Exercise prompt: Scan the records below. List lines holding "name".

-=-=-=-=-

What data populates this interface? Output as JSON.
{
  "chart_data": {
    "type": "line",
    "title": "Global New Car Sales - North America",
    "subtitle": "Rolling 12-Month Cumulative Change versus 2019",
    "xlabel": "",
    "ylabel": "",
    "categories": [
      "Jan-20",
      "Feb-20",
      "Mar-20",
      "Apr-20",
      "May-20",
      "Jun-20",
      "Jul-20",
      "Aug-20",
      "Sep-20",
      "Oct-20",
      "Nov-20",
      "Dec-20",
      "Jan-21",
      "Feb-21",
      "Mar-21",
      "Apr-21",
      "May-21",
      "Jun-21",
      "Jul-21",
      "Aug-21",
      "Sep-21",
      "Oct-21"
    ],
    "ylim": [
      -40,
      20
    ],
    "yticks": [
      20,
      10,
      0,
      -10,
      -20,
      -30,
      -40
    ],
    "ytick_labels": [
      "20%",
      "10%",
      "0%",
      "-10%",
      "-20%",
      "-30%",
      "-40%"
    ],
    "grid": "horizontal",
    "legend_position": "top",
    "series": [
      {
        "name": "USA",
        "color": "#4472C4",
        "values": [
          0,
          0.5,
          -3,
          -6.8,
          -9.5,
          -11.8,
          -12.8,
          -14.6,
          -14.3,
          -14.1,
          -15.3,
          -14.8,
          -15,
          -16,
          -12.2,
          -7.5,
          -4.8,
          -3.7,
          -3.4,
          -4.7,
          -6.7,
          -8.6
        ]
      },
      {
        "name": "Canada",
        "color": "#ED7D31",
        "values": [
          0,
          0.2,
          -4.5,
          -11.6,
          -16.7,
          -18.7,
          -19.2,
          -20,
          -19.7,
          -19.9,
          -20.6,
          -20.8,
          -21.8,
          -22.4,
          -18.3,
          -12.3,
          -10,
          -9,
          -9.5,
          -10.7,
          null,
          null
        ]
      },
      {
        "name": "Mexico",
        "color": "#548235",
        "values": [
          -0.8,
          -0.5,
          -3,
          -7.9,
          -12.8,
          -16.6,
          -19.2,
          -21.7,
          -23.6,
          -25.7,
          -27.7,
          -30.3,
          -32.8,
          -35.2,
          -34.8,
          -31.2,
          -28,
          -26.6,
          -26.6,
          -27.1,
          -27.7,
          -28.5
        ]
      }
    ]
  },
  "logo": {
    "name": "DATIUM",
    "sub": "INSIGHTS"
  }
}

-=-=-=-=-

Reply:
        "name": "USA",
        "name": "Canada",
        "name": "Mexico",
    "name": "DATIUM",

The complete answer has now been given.